• _Goal of the exercise_:
Print all entries precisely as they are written.

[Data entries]
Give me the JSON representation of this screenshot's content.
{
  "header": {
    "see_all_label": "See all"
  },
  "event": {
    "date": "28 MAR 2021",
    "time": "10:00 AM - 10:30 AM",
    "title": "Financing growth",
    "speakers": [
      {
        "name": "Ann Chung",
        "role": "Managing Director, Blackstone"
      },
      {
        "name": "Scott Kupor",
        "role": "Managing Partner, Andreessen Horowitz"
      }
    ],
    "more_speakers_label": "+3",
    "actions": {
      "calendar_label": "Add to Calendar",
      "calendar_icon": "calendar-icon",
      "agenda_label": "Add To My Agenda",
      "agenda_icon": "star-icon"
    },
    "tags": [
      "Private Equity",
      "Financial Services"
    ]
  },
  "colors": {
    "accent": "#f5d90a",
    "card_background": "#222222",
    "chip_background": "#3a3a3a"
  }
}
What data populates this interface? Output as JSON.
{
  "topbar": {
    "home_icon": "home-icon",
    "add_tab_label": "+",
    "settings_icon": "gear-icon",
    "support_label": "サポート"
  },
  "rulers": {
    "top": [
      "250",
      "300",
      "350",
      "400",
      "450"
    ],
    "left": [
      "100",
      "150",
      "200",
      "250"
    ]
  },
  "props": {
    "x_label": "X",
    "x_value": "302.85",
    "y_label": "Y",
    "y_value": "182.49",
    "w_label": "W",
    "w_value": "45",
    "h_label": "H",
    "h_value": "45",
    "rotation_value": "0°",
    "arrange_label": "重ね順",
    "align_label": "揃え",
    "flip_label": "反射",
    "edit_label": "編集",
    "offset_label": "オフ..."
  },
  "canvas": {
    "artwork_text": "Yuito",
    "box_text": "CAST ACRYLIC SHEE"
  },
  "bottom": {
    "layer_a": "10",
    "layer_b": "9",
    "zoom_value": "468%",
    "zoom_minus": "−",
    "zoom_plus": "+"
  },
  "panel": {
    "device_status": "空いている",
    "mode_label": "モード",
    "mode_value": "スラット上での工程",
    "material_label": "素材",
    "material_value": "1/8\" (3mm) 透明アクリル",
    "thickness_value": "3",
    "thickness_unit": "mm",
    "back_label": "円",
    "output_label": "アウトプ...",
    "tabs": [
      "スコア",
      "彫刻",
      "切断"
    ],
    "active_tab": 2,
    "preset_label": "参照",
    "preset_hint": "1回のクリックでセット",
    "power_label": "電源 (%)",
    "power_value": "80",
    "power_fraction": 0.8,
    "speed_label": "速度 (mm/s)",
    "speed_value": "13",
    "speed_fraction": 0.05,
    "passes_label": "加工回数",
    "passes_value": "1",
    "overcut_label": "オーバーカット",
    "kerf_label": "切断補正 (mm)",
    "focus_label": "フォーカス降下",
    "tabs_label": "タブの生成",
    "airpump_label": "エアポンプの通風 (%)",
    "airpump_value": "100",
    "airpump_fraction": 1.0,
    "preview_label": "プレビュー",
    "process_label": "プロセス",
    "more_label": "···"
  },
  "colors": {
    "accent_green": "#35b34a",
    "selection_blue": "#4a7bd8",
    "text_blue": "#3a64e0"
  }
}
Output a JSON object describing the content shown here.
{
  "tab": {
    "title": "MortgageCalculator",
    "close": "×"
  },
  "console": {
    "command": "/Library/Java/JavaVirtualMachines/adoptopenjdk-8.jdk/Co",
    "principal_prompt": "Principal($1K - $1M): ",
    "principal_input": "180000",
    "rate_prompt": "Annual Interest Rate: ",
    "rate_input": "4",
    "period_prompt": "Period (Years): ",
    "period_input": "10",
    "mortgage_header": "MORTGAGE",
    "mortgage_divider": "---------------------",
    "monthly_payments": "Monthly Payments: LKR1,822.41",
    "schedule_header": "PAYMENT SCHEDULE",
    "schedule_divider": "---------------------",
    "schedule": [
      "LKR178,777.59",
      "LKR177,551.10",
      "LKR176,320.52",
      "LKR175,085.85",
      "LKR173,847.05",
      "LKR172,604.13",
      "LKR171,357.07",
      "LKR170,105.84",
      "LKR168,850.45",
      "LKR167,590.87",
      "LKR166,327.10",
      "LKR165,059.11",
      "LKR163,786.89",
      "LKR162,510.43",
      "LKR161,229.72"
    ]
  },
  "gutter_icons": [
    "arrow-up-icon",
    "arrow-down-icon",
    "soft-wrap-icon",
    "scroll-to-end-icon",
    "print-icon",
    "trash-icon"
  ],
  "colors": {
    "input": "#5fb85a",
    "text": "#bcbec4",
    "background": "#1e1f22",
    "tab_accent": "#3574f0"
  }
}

• _The output_:
Give me the JSON representation of this screenshot's content.
{
  "header": {
    "see_all_label": "See all"
  },
  "event": {
    "date": "28 MAR 2021",
    "time": "10:00 AM - 10:30 AM",
    "title": "Financing growth",
    "speakers": [
      {
        "name": "Ann Chung",
        "role": "Managing Director, Blackstone"
      },
      {
        "name": "Scott Kupor",
        "role": "Managing Partner, Andreessen Horowitz"
      }
    ],
    "more_speakers_label": "+3",
    "actions": {
      "calendar_label": "Add to Calendar",
      "calendar_icon": "calendar-icon",
      "agenda_label": "Add To My Agenda",
      "agenda_icon": "star-icon"
    },
    "tags": [
      "Private Equity",
      "Financial Services"
    ]
  },
  "colors": {
    "accent": "#f5d90a",
    "card_background": "#222222",
    "chip_background": "#3a3a3a"
  }
}
What data populates this interface? Output as JSON.
{
  "topbar": {
    "home_icon": "home-icon",
    "add_tab_label": "+",
    "settings_icon": "gear-icon",
    "support_label": "サポート"
  },
  "rulers": {
    "top": [
      "250",
      "300",
      "350",
      "400",
      "450"
    ],
    "left": [
      "100",
      "150",
      "200",
      "250"
    ]
  },
  "props": {
    "x_label": "X",
    "x_value": "302.85",
    "y_label": "Y",
    "y_value": "182.49",
    "w_label": "W",
    "w_value": "45",
    "h_label": "H",
    "h_value": "45",
    "rotation_value": "0°",
    "arrange_label": "重ね順",
    "align_label": "揃え",
    "flip_label": "反射",
    "edit_label": "編集",
    "offset_label": "オフ..."
  },
  "canvas": {
    "artwork_text": "Yuito",
    "box_text": "CAST ACRYLIC SHEE"
  },
  "bottom": {
    "layer_a": "10",
    "layer_b": "9",
    "zoom_value": "468%",
    "zoom_minus": "−",
    "zoom_plus": "+"
  },
  "panel": {
    "device_status": "空いている",
    "mode_label": "モード",
    "mode_value": "スラット上での工程",
    "material_label": "素材",
    "material_value": "1/8\" (3mm) 透明アクリル",
    "thickness_value": "3",
    "thickness_unit": "mm",
    "back_label": "円",
    "output_label": "アウトプ...",
    "tabs": [
      "スコア",
      "彫刻",
      "切断"
    ],
    "active_tab": 2,
    "preset_label": "参照",
    "preset_hint": "1回のクリックでセット",
    "power_label": "電源 (%)",
    "power_value": "80",
    "power_fraction": 0.8,
    "speed_label": "速度 (mm/s)",
    "speed_value": "13",
    "speed_fraction": 0.05,
    "passes_label": "加工回数",
    "passes_value": "1",
    "overcut_label": "オーバーカット",
    "kerf_label": "切断補正 (mm)",
    "focus_label": "フォーカス降下",
    "tabs_label": "タブの生成",
    "airpump_label": "エアポンプの通風 (%)",
    "airpump_value": "100",
    "airpump_fraction": 1.0,
    "preview_label": "プレビュー",
    "process_label": "プロセス",
    "more_label": "···"
  },
  "colors": {
    "accent_green": "#35b34a",
    "selection_blue": "#4a7bd8",
    "text_blue": "#3a64e0"
  }
}
Output a JSON object describing the content shown here.
{
  "tab": {
    "title": "MortgageCalculator",
    "close": "×"
  },
  "console": {
    "command": "/Library/Java/JavaVirtualMachines/adoptopenjdk-8.jdk/Co",
    "principal_prompt": "Principal($1K - $1M): ",
    "principal_input": "180000",
    "rate_prompt": "Annual Interest Rate: ",
    "rate_input": "4",
    "period_prompt": "Period (Years): ",
    "period_input": "10",
    "mortgage_header": "MORTGAGE",
    "mortgage_divider": "---------------------",
    "monthly_payments": "Monthly Payments: LKR1,822.41",
    "schedule_header": "PAYMENT SCHEDULE",
    "schedule_divider": "---------------------",
    "schedule": [
      "LKR178,777.59",
      "LKR177,551.10",
      "LKR176,320.52",
      "LKR175,085.85",
      "LKR173,847.05",
      "LKR172,604.13",
      "LKR171,357.07",
      "LKR170,105.84",
      "LKR168,850.45",
      "LKR167,590.87",
      "LKR166,327.10",
      "LKR165,059.11",
      "LKR163,786.89",
      "LKR162,510.43",
      "LKR161,229.72"
    ]
  },
  "gutter_icons": [
    "arrow-up-icon",
    "arrow-down-icon",
    "soft-wrap-icon",
    "scroll-to-end-icon",
    "print-icon",
    "trash-icon"
  ],
  "colors": {
    "input": "#5fb85a",
    "text": "#bcbec4",
    "background": "#1e1f22",
    "tab_accent": "#3574f0"
  }
}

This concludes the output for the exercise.